--- INSTRUCTIONS FOR THE TASK ---
Look through the records below, and copy out every line that holds the string "slab".

Extracted data entries:
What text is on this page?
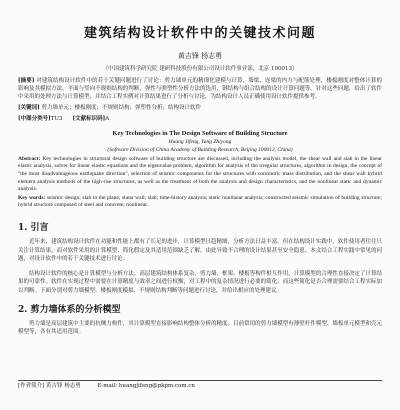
建筑结构设计软件中的关键技术问题
黄吉锋 杨志勇
（中国建筑科学研究院 建研科技股份有限公司设计软件事业部，北京 100013）
[摘要] 对建筑结构设计软件中的若干关键问题进行了讨论：剪力墙单元的精细化建模与计算，墙梁、连梁的内力与配筋处理，楼板刚度对整体计算的影响及其模拟方法，平面与竖向不规则结构的判断，弹性与弹塑性分析方法的选用，钢结构与组合结构的设计计算问题等。针对这些问题，给出了软件中采用的处理方法与计算模型，并结合工程实例对计算结果进行了分析与讨论，为结构设计人员正确使用设计软件提供参考。
[关键词] 剪力墙单元；楼板刚度；不规则结构；弹塑性分析；结构设计软件
[中图分类号]TU3 [文献标识码]A
Key Technologies in The Design Software of Building Structure
Huang Jifeng, Yang Zhiyong
(Software Division of China Academy of Building Research, Beijing 100013, China)
Abstract: Key technologies in structural design software of building structure are discussed, including the analysis model, the shear wall and slab in the linear elastic analysis, solver for linear elastic equations and the eigenvalue problem, algorithm for analysis of the irregular structures, algorithm in design, the concept of "the most disadvantageous earthquake direction", selection of seismic components for the structures with concentric mass distribution, and the shear wall hybrid element analysis methods of the high-rise structures, as well as the treatment of both the analysis and design characteristics, and the nonlinear static and dynamic analysis.
Key words: seismic design; slab in the plane; shear wall; slab; time-history analysis; static nonlinear analysis; constructed seismic simulation of building structure; hybrid structure composed of steel and concrete; nonlinear.
1. 引言
近年来，建筑结构设计软件在功能和性能上都有了长足的进步，计算模型日趋精细，分析方法日益丰富。但在结构设计实践中，软件使用者往往只关注计算结果，而对软件采用的计算模型、简化假定及其适用范围缺乏了解，由此导致不合理的设计结果甚至安全隐患。本文结合工程实践中常见的问题，对设计软件中的若干关键技术进行讨论。
结构设计软件的核心是计算模型与分析方法。高层建筑结构体系复杂，剪力墙、框架、楼板等构件相互作用，计算模型的合理性直接决定了计算结果的可靠性。软件在实现过程中需要在计算精度与效率之间进行权衡，对工程中的复杂情况进行必要的简化，而这些简化是否合理需要结合工程实际加以判断。下面分别对剪力墙模型、楼板刚度模拟、不规则结构判断等问题进行讨论，并给出相应的处理建议。
2. 剪力墙体系的分析模型
剪力墙是高层建筑中主要的抗侧力构件，其计算模型直接影响结构整体分析的精度。目前常用的剪力墙模型有薄壁杆件模型、墙板单元模型和壳元模型等，各有其适用范围。
[作者简介] 黄吉锋 杨志勇　　　E-mail: huangjifeng@pkpm.com.cn
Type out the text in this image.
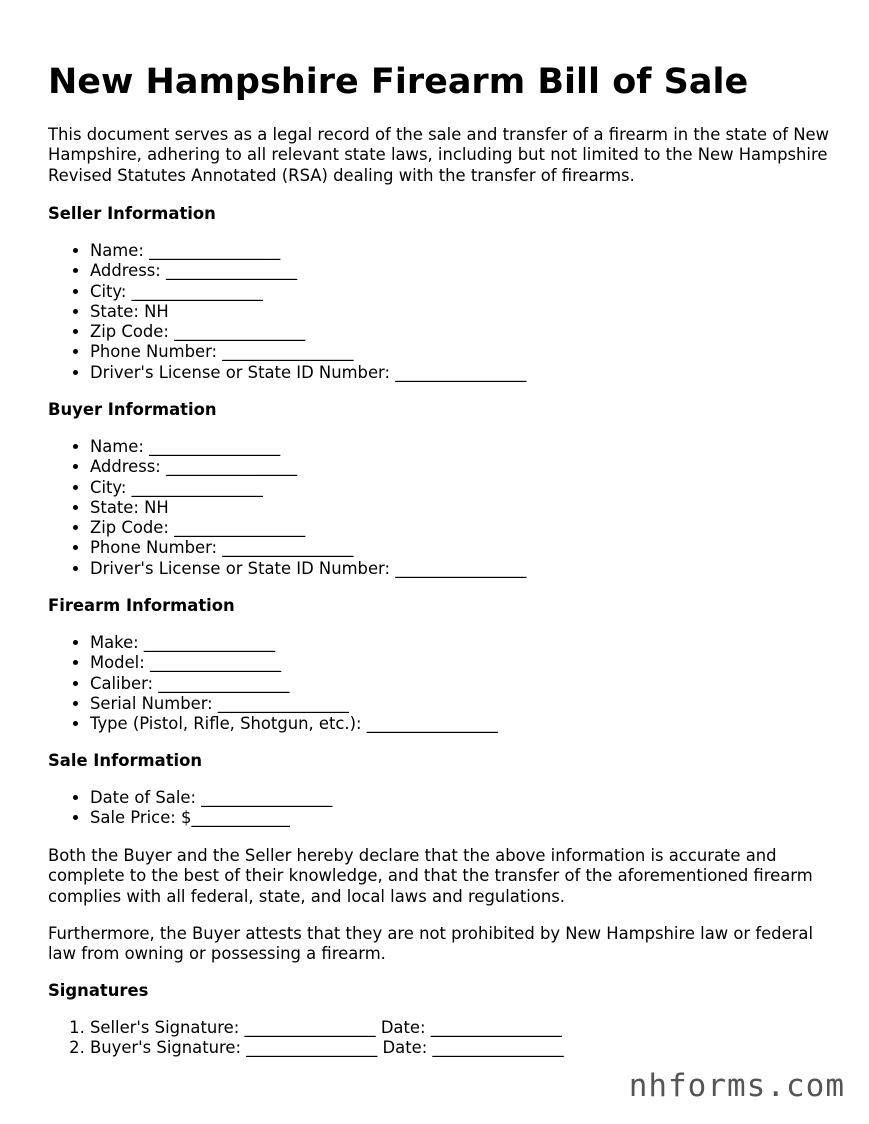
New Hampshire Firearm Bill of Sale

This document serves as a legal record of the sale and transfer of a firearm in the state of New Hampshire, adhering to all relevant state laws, including but not limited to the New Hampshire Revised Statutes Annotated (RSA) dealing with the transfer of firearms.

Seller Information

• Name: ________________
• Address: ________________
• City: ________________
• State: NH
• Zip Code: ________________
• Phone Number: ________________
• Driver's License or State ID Number: ________________

Buyer Information

• Name: ________________
• Address: ________________
• City: ________________
• State: NH
• Zip Code: ________________
• Phone Number: ________________
• Driver's License or State ID Number: ________________

Firearm Information

• Make: ________________
• Model: ________________
• Caliber: ________________
• Serial Number: ________________
• Type (Pistol, Rifle, Shotgun, etc.): ________________

Sale Information

• Date of Sale: ________________
• Sale Price: $____________

Both the Buyer and the Seller hereby declare that the above information is accurate and complete to the best of their knowledge, and that the transfer of the aforementioned firearm complies with all federal, state, and local laws and regulations.

Furthermore, the Buyer attests that they are not prohibited by New Hampshire law or federal law from owning or possessing a firearm.

Signatures

1. Seller's Signature: ________________ Date: ________________
2. Buyer's Signature: ________________ Date: ________________
nhforms.com
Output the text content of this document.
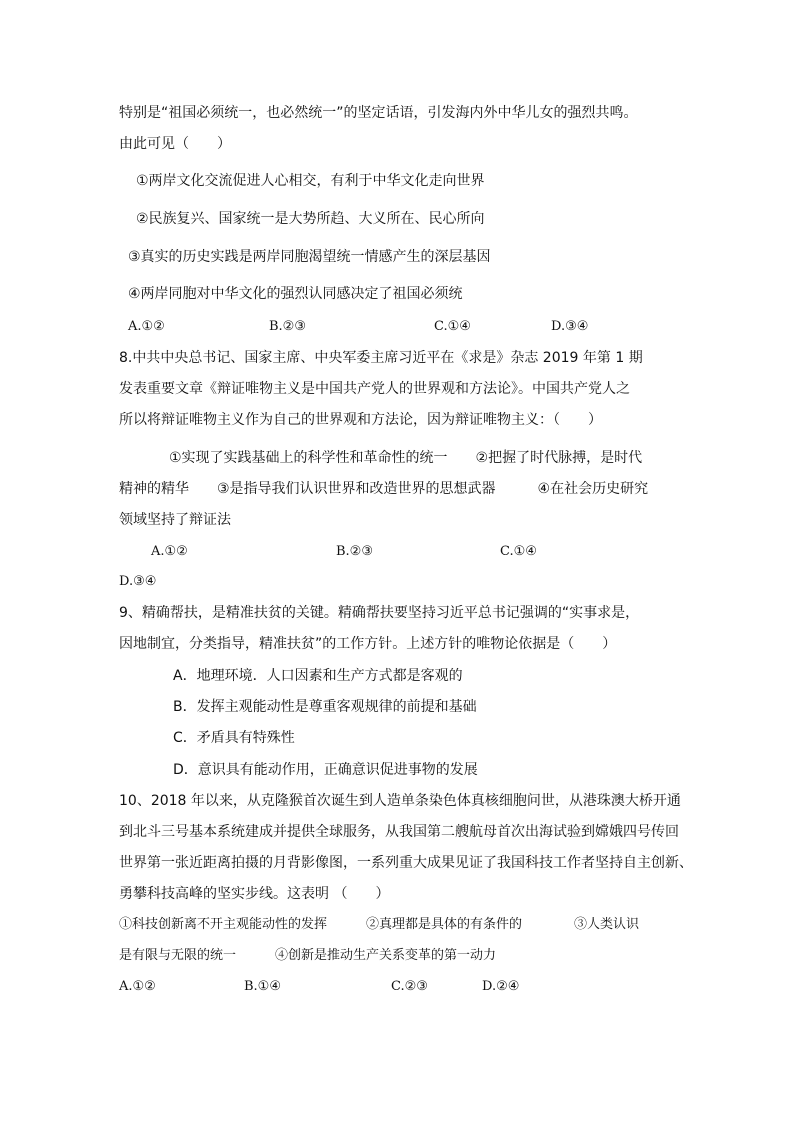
特别是“祖国必须统一，也必然统一”的坚定话语，引发海内外中华儿女的强烈共鸣。
由此可见（　　）
①两岸文化交流促进人心相交，有利于中华文化走向世界
②民族复兴、国家统一是大势所趋、大义所在、民心所向
③真实的历史实践是两岸同胞渴望统一情感产生的深层基因
④两岸同胞对中华文化的强烈认同感决定了祖国必须统
A.①②	B.②③	C.①④	D.③④
8.中共中央总书记、国家主席、中央军委主席习近平在《求是》杂志 2019 年第 1 期
发表重要文章《辩证唯物主义是中国共产党人的世界观和方法论》。中国共产党人之
所以将辩证唯物主义作为自己的世界观和方法论，因为辩证唯物主义：（　　）
①实现了实践基础上的科学性和革命性的统一　　②把握了时代脉搏，是时代
精神的精华　　③是指导我们认识世界和改造世界的思想武器　　　④在社会历史研究
领域坚持了辩证法
A.①②	B.②③	C.①④
D.③④
9、精确帮扶，是精准扶贫的关键。精确帮扶要坚持习近平总书记强调的“实事求是，
因地制宜，分类指导，精准扶贫”的工作方针。上述方针的唯物论依据是（　　）
A．地理环境．人口因素和生产方式都是客观的
B．发挥主观能动性是尊重客观规律的前提和基础
C．矛盾具有特殊性
D．意识具有能动作用，正确意识促进事物的发展
10、2018 年以来，从克隆猴首次诞生到人造单条染色体真核细胞问世，从港珠澳大桥开通
到北斗三号基本系统建成并提供全球服务，从我国第二艘航母首次出海试验到嫦娥四号传回
世界第一张近距离拍摄的月背影像图，一系列重大成果见证了我国科技工作者坚持自主创新、
勇攀科技高峰的坚实步线。这表明 （　　）
①科技创新离不开主观能动性的发挥　　　②真理都是具体的有条件的　　　　③人类认识
是有限与无限的统一　　　④创新是推动生产关系变革的第一动力
A.①②	B.①④	C.②③	D.②④
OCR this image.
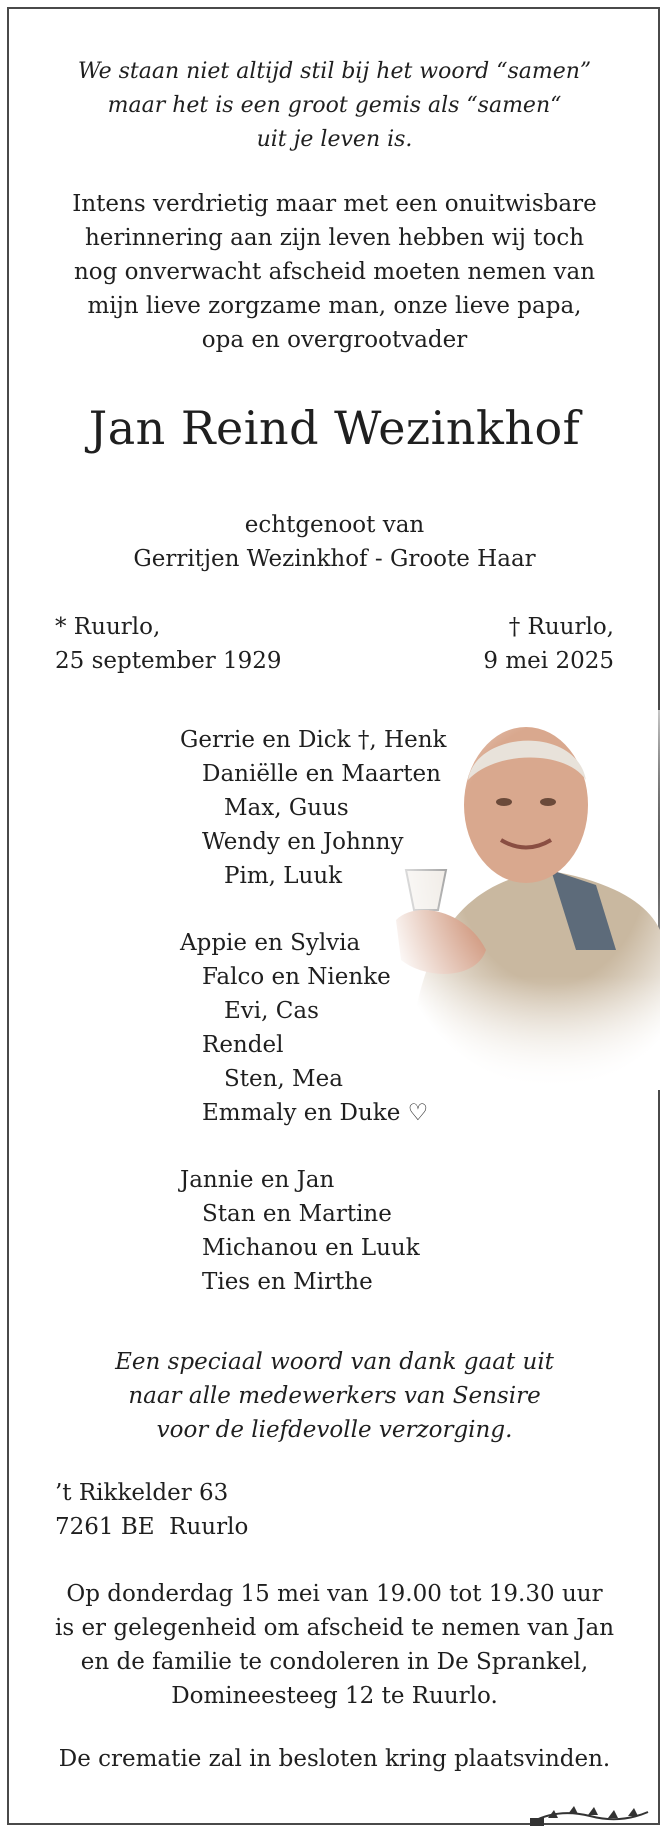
We staan niet altijd stil bij het woord “samen”
maar het is een groot gemis als “samen“
uit je leven is.
Intens verdrietig maar met een onuitwisbare
herinnering aan zijn leven hebben wij toch
nog onverwacht afscheid moeten nemen van
mijn lieve zorgzame man, onze lieve papa,
opa en overgrootvader
Jan Reind Wezinkhof
echtgenoot van
Gerritjen Wezinkhof - Groote Haar
* Ruurlo,
25 september 1929
† Ruurlo,
9 mei 2025
Gerrie en Dick †, Henk
Daniëlle en Maarten
Max, Guus
Wendy en Johnny
Pim, Luuk
Appie en Sylvia
Falco en Nienke
Evi, Cas
Rendel
Sten, Mea
Emmaly en Duke ♡
Jannie en Jan
Stan en Martine
Michanou en Luuk
Ties en Mirthe
Een speciaal woord van dank gaat uit
naar alle medewerkers van Sensire
voor de liefdevolle verzorging.
’t Rikkelder 63
7261 BE  Ruurlo
Op donderdag 15 mei van 19.00 tot 19.30 uur
is er gelegenheid om afscheid te nemen van Jan
en de familie te condoleren in De Sprankel,
Domineesteeg 12 te Ruurlo.
De crematie zal in besloten kring plaatsvinden.
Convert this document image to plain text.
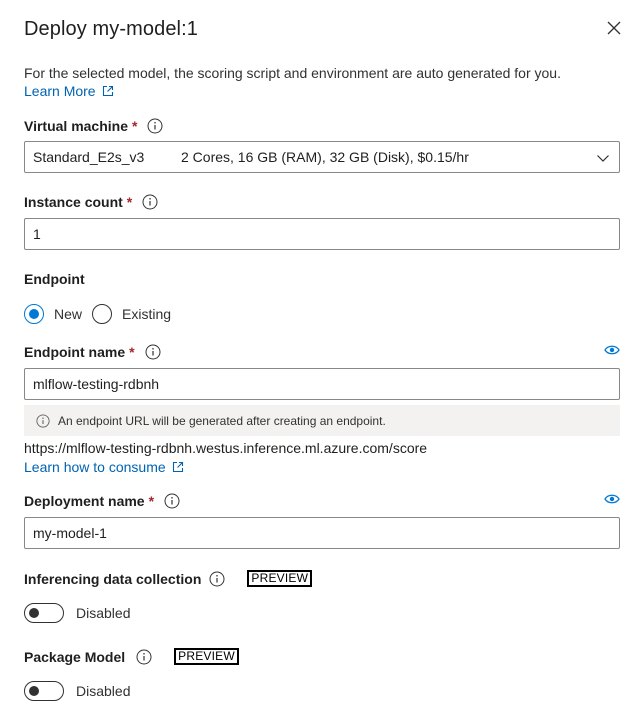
Deploy my-model:1
For the selected model, the scoring script and environment are auto generated for you.
Learn More
Virtual machine *
Standard_E2s_v3	2 Cores, 16 GB (RAM), 32 GB (Disk), $0.15/hr
Instance count *
1
Endpoint
New	Existing
Endpoint name *
mlflow-testing-rdbnh
An endpoint URL will be generated after creating an endpoint.
https://mlflow-testing-rdbnh.westus.inference.ml.azure.com/score
Learn how to consume
Deployment name *
my-model-1
Inferencing data collection	PREVIEW
Disabled
Package Model	PREVIEW
Disabled
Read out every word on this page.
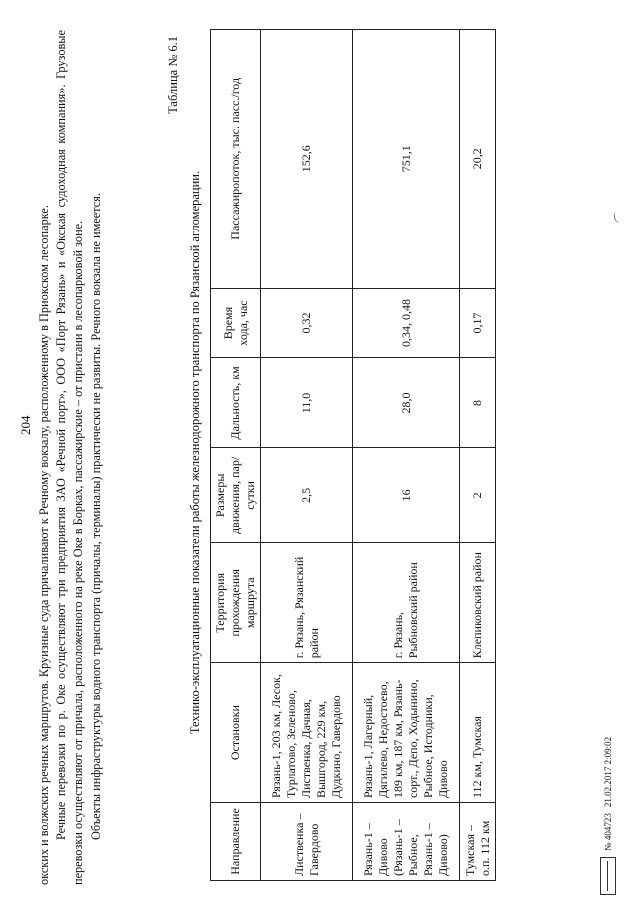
204 окских и волжских речных маршрутов. Круизные суда причаливают к Речному вокзалу, расположенному в Приокском лесопарке. Речные перевозки по р. Оке осуществляют три предприятия ЗАО «Речной порт», ООО «Порт Рязань» и «Окская судоходная компания». Грузовые перевозки осуществляют от причала, расположенного на реке Оке в Борках, пассажирские – от пристани в лесопарковой зоне. Объекты инфраструктуры водного транспорта (причалы, терминалы) практически не развиты. Речного вокзала не имеется.

Таблица № 6.1
Технико-эксплуатационные показатели работы железнодорожного транспорта по Рязанской агломерации.
Направление	Остановки	Территория прохождения маршрута	Размеры движения, пар/сутки	Дальность, км	Время хода, час	Пассажиропоток, тыс. пасс./год
Лиственка – Гавердово	Рязань-1, 203 км, Лесок, Турлатово, Зеленово, Лиственка, Дачная, Вышгород, 229 км, Дудкино, Гавердово	г. Рязань, Рязанский район	2,5	11,0	0,32	152,6
Рязань-1 – Дивово (Рязань-1 – Рыбное, Рязань-1 – Дивово)	Рязань-1, Лагерный, Дягилево, Недостоево, 189 км, 187 км, Рязань-сорт., Депо, Ходынино, Рыбное, Истодники, Дивово	г. Рязань, Рыбновский район	16	28,0	0,34, 0,48	751,1
Тумская – о.п. 112 км	112 км, Тумская	Клепиковский район	2	8	0,17	20,2
№ 404723
21.02.2017 2:09:02
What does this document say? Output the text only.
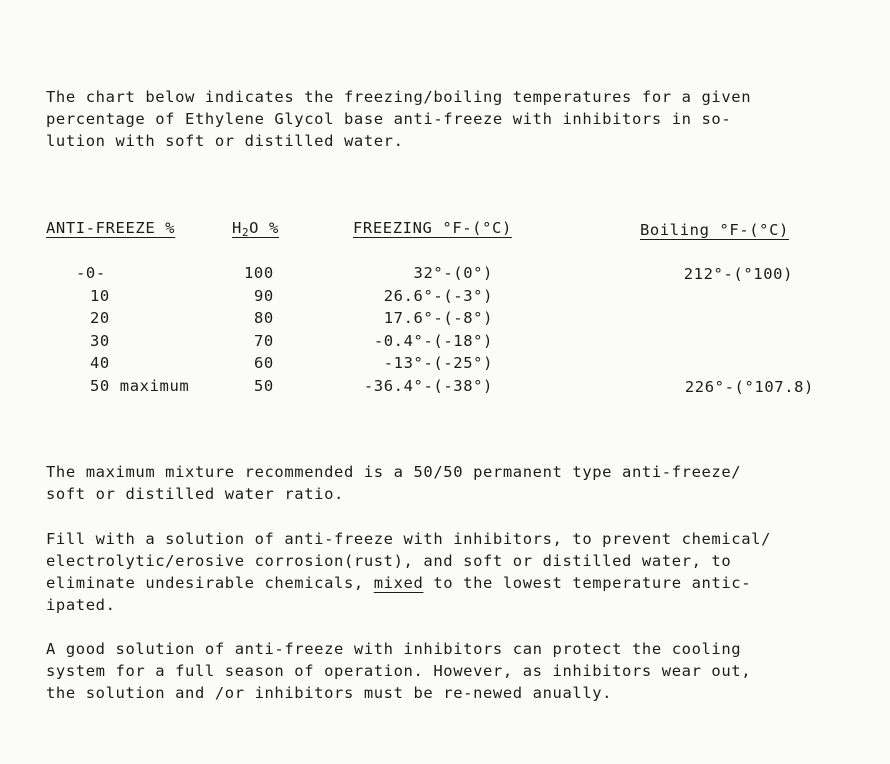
The chart below indicates the freezing/boiling temperatures for a given
percentage of Ethylene Glycol base anti-freeze with inhibitors in so-
lution with soft or distilled water.

ANTI-FREEZE %	$H_2O$ %	FREEZING °F-(°C)	Boiling °F-(°C)
-0-	100	32°-(0°)	212°-(°100)
10	90	26.6°-(-3°)
20	80	17.6°-(-8°)
30	70	-0.4°-(-18°)
40	60	-13°-(-25°)
50 maximum	50	-36.4°-(-38°)	226°-(°107.8)

The maximum mixture recommended is a 50/50 permanent type anti-freeze/
soft or distilled water ratio.

Fill with a solution of anti-freeze with inhibitors, to prevent chemical/
electrolytic/erosive corrosion(rust), and soft or distilled water, to
eliminate undesirable chemicals, mixed to the lowest temperature antic-
ipated.

A good solution of anti-freeze with inhibitors can protect the cooling
system for a full season of operation. However, as inhibitors wear out,
the solution and /or inhibitors must be re-newed anually.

--- RESULT ---
Abstract: Key technologies in structural design software of building structure are discussed, including the analysis model, the shear wall and slab in the linear elastic analysis, solver for linear elastic equations and the eigenvalue problem, algorithm for analysis of the irregular structures, algorithm in design, the concept of "the most disadvantageous earthquake direction", selection of seismic components for the structures with concentric mass distribution, and the shear wall hybrid element analysis methods of the high-rise structures, as well as the treatment of both the analysis and design characteristics, and the nonlinear static and dynamic analysis.
Key words: seismic design; slab in the plane; shear wall; slab; time-history analysis; static nonlinear analysis; constructed seismic simulation of building structure; hybrid structure composed of steel and concrete; nonlinear.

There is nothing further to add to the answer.